Each line below should be reproduced without any alteration.

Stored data
---*---

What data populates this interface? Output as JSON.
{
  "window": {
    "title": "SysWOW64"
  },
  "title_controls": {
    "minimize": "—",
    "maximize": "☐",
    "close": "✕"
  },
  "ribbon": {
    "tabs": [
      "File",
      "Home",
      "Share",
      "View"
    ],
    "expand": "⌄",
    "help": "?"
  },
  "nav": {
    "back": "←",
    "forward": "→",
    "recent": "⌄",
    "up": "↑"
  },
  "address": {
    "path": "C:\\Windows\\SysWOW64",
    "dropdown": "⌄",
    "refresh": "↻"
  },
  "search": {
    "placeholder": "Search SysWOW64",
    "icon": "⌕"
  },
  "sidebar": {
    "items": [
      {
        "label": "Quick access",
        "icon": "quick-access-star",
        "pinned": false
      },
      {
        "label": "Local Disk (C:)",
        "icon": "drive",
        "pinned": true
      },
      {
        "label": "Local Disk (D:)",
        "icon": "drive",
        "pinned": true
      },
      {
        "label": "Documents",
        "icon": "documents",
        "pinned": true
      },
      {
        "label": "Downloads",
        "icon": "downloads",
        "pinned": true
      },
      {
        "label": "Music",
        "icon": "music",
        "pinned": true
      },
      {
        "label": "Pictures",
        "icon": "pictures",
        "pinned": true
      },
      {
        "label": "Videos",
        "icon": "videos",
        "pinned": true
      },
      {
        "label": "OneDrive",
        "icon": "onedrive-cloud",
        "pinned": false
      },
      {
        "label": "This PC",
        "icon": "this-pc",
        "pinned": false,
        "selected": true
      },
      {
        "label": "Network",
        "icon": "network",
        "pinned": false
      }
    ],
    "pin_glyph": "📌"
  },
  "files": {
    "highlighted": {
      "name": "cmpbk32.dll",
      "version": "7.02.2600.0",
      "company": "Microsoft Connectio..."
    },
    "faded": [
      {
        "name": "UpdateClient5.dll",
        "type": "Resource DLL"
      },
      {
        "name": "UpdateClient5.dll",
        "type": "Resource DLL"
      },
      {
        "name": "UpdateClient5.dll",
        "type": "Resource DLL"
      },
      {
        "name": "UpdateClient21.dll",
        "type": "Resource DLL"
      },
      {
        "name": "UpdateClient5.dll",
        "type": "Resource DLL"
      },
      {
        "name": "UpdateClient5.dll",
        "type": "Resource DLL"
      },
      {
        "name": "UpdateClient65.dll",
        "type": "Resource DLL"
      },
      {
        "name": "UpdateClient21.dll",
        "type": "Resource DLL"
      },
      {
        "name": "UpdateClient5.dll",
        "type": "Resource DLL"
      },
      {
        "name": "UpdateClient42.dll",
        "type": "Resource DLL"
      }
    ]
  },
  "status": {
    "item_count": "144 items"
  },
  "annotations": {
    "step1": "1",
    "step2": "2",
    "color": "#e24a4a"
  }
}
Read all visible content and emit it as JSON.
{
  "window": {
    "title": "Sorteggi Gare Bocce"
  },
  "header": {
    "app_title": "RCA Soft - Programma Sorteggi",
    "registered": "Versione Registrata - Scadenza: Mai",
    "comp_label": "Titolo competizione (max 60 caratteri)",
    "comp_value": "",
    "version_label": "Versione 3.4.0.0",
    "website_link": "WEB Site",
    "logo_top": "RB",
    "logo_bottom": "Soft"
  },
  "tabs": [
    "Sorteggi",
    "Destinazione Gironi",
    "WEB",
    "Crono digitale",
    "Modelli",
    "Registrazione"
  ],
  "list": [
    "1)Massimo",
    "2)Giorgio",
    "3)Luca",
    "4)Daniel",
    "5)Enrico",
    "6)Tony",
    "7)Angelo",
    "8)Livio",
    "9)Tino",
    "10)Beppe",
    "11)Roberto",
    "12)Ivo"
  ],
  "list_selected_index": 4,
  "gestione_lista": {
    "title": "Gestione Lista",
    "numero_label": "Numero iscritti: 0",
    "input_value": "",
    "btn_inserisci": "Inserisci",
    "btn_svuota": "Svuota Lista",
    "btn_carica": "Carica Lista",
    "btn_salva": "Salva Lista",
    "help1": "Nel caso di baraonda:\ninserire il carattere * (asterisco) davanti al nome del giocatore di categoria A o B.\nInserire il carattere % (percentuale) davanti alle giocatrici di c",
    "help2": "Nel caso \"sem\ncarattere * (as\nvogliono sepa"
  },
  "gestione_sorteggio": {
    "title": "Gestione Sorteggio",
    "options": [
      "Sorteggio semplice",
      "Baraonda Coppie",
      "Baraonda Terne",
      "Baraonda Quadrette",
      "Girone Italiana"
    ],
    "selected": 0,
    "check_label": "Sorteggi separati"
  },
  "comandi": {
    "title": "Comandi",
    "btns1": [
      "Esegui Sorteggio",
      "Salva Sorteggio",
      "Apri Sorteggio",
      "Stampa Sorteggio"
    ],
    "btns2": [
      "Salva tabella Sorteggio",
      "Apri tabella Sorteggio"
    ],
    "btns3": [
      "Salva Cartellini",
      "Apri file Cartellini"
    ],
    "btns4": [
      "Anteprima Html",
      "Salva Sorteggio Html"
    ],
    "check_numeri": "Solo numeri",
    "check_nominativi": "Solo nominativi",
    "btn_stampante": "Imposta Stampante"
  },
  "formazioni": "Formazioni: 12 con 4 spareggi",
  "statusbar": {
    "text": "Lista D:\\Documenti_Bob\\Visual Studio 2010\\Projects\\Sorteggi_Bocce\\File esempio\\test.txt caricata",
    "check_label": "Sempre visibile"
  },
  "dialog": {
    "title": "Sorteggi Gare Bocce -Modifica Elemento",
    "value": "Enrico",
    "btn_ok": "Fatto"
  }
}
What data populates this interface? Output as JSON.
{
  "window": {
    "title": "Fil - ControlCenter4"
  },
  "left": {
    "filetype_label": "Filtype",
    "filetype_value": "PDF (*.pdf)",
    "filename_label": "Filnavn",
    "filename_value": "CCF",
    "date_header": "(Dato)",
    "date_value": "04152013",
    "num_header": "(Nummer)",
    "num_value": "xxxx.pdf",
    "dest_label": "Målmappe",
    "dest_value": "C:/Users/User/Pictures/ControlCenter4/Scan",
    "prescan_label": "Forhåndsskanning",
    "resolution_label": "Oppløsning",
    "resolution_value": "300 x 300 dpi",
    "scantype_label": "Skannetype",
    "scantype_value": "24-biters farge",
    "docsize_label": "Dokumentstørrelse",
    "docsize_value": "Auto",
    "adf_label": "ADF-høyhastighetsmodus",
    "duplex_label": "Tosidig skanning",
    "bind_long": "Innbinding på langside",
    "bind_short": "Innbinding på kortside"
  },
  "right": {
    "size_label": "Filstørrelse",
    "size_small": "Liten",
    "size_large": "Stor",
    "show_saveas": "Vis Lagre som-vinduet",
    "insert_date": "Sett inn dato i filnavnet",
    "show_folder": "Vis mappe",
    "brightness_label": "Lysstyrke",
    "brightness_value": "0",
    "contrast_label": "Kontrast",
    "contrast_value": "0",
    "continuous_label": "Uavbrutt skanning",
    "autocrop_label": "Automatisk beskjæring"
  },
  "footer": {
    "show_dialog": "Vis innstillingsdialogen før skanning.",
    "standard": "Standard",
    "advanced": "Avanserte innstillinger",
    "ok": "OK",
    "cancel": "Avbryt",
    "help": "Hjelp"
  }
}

---*---

* **Result for this task**:
What data populates this interface? Output as JSON.
{
  "window": {
    "title": "SysWOW64"
  },
  "title_controls": {
    "minimize": "—",
    "maximize": "☐",
    "close": "✕"
  },
  "ribbon": {
    "tabs": [
      "File",
      "Home",
      "Share",
      "View"
    ],
    "expand": "⌄",
    "help": "?"
  },
  "nav": {
    "back": "←",
    "forward": "→",
    "recent": "⌄",
    "up": "↑"
  },
  "address": {
    "path": "C:\\Windows\\SysWOW64",
    "dropdown": "⌄",
    "refresh": "↻"
  },
  "search": {
    "placeholder": "Search SysWOW64",
    "icon": "⌕"
  },
  "sidebar": {
    "items": [
      {
        "label": "Quick access",
        "icon": "quick-access-star",
        "pinned": false
      },
      {
        "label": "Local Disk (C:)",
        "icon": "drive",
        "pinned": true
      },
      {
        "label": "Local Disk (D:)",
        "icon": "drive",
        "pinned": true
      },
      {
        "label": "Documents",
        "icon": "documents",
        "pinned": true
      },
      {
        "label": "Downloads",
        "icon": "downloads",
        "pinned": true
      },
      {
        "label": "Music",
        "icon": "music",
        "pinned": true
      },
      {
        "label": "Pictures",
        "icon": "pictures",
        "pinned": true
      },
      {
        "label": "Videos",
        "icon": "videos",
        "pinned": true
      },
      {
        "label": "OneDrive",
        "icon": "onedrive-cloud",
        "pinned": false
      },
      {
        "label": "This PC",
        "icon": "this-pc",
        "pinned": false,
        "selected": true
      },
      {
        "label": "Network",
        "icon": "network",
        "pinned": false
      }
    ],
    "pin_glyph": "📌"
  },
  "files": {
    "highlighted": {
      "name": "cmpbk32.dll",
      "version": "7.02.2600.0",
      "company": "Microsoft Connectio..."
    },
    "faded": [
      {
        "name": "UpdateClient5.dll",
        "type": "Resource DLL"
      },
      {
        "name": "UpdateClient5.dll",
        "type": "Resource DLL"
      },
      {
        "name": "UpdateClient5.dll",
        "type": "Resource DLL"
      },
      {
        "name": "UpdateClient21.dll",
        "type": "Resource DLL"
      },
      {
        "name": "UpdateClient5.dll",
        "type": "Resource DLL"
      },
      {
        "name": "UpdateClient5.dll",
        "type": "Resource DLL"
      },
      {
        "name": "UpdateClient65.dll",
        "type": "Resource DLL"
      },
      {
        "name": "UpdateClient21.dll",
        "type": "Resource DLL"
      },
      {
        "name": "UpdateClient5.dll",
        "type": "Resource DLL"
      },
      {
        "name": "UpdateClient42.dll",
        "type": "Resource DLL"
      }
    ]
  },
  "status": {
    "item_count": "144 items"
  },
  "annotations": {
    "step1": "1",
    "step2": "2",
    "color": "#e24a4a"
  }
}
Read all visible content and emit it as JSON.
{
  "window": {
    "title": "Sorteggi Gare Bocce"
  },
  "header": {
    "app_title": "RCA Soft - Programma Sorteggi",
    "registered": "Versione Registrata - Scadenza: Mai",
    "comp_label": "Titolo competizione (max 60 caratteri)",
    "comp_value": "",
    "version_label": "Versione 3.4.0.0",
    "website_link": "WEB Site",
    "logo_top": "RB",
    "logo_bottom": "Soft"
  },
  "tabs": [
    "Sorteggi",
    "Destinazione Gironi",
    "WEB",
    "Crono digitale",
    "Modelli",
    "Registrazione"
  ],
  "list": [
    "1)Massimo",
    "2)Giorgio",
    "3)Luca",
    "4)Daniel",
    "5)Enrico",
    "6)Tony",
    "7)Angelo",
    "8)Livio",
    "9)Tino",
    "10)Beppe",
    "11)Roberto",
    "12)Ivo"
  ],
  "list_selected_index": 4,
  "gestione_lista": {
    "title": "Gestione Lista",
    "numero_label": "Numero iscritti: 0",
    "input_value": "",
    "btn_inserisci": "Inserisci",
    "btn_svuota": "Svuota Lista",
    "btn_carica": "Carica Lista",
    "btn_salva": "Salva Lista",
    "help1": "Nel caso di baraonda:\ninserire il carattere * (asterisco) davanti al nome del giocatore di categoria A o B.\nInserire il carattere % (percentuale) davanti alle giocatrici di c",
    "help2": "Nel caso \"sem\ncarattere * (as\nvogliono sepa"
  },
  "gestione_sorteggio": {
    "title": "Gestione Sorteggio",
    "options": [
      "Sorteggio semplice",
      "Baraonda Coppie",
      "Baraonda Terne",
      "Baraonda Quadrette",
      "Girone Italiana"
    ],
    "selected": 0,
    "check_label": "Sorteggi separati"
  },
  "comandi": {
    "title": "Comandi",
    "btns1": [
      "Esegui Sorteggio",
      "Salva Sorteggio",
      "Apri Sorteggio",
      "Stampa Sorteggio"
    ],
    "btns2": [
      "Salva tabella Sorteggio",
      "Apri tabella Sorteggio"
    ],
    "btns3": [
      "Salva Cartellini",
      "Apri file Cartellini"
    ],
    "btns4": [
      "Anteprima Html",
      "Salva Sorteggio Html"
    ],
    "check_numeri": "Solo numeri",
    "check_nominativi": "Solo nominativi",
    "btn_stampante": "Imposta Stampante"
  },
  "formazioni": "Formazioni: 12 con 4 spareggi",
  "statusbar": {
    "text": "Lista D:\\Documenti_Bob\\Visual Studio 2010\\Projects\\Sorteggi_Bocce\\File esempio\\test.txt caricata",
    "check_label": "Sempre visibile"
  },
  "dialog": {
    "title": "Sorteggi Gare Bocce -Modifica Elemento",
    "value": "Enrico",
    "btn_ok": "Fatto"
  }
}
What data populates this interface? Output as JSON.
{
  "window": {
    "title": "Fil - ControlCenter4"
  },
  "left": {
    "filetype_label": "Filtype",
    "filetype_value": "PDF (*.pdf)",
    "filename_label": "Filnavn",
    "filename_value": "CCF",
    "date_header": "(Dato)",
    "date_value": "04152013",
    "num_header": "(Nummer)",
    "num_value": "xxxx.pdf",
    "dest_label": "Målmappe",
    "dest_value": "C:/Users/User/Pictures/ControlCenter4/Scan",
    "prescan_label": "Forhåndsskanning",
    "resolution_label": "Oppløsning",
    "resolution_value": "300 x 300 dpi",
    "scantype_label": "Skannetype",
    "scantype_value": "24-biters farge",
    "docsize_label": "Dokumentstørrelse",
    "docsize_value": "Auto",
    "adf_label": "ADF-høyhastighetsmodus",
    "duplex_label": "Tosidig skanning",
    "bind_long": "Innbinding på langside",
    "bind_short": "Innbinding på kortside"
  },
  "right": {
    "size_label": "Filstørrelse",
    "size_small": "Liten",
    "size_large": "Stor",
    "show_saveas": "Vis Lagre som-vinduet",
    "insert_date": "Sett inn dato i filnavnet",
    "show_folder": "Vis mappe",
    "brightness_label": "Lysstyrke",
    "brightness_value": "0",
    "contrast_label": "Kontrast",
    "contrast_value": "0",
    "continuous_label": "Uavbrutt skanning",
    "autocrop_label": "Automatisk beskjæring"
  },
  "footer": {
    "show_dialog": "Vis innstillingsdialogen før skanning.",
    "standard": "Standard",
    "advanced": "Avanserte innstillinger",
    "ok": "OK",
    "cancel": "Avbryt",
    "help": "Hjelp"
  }
}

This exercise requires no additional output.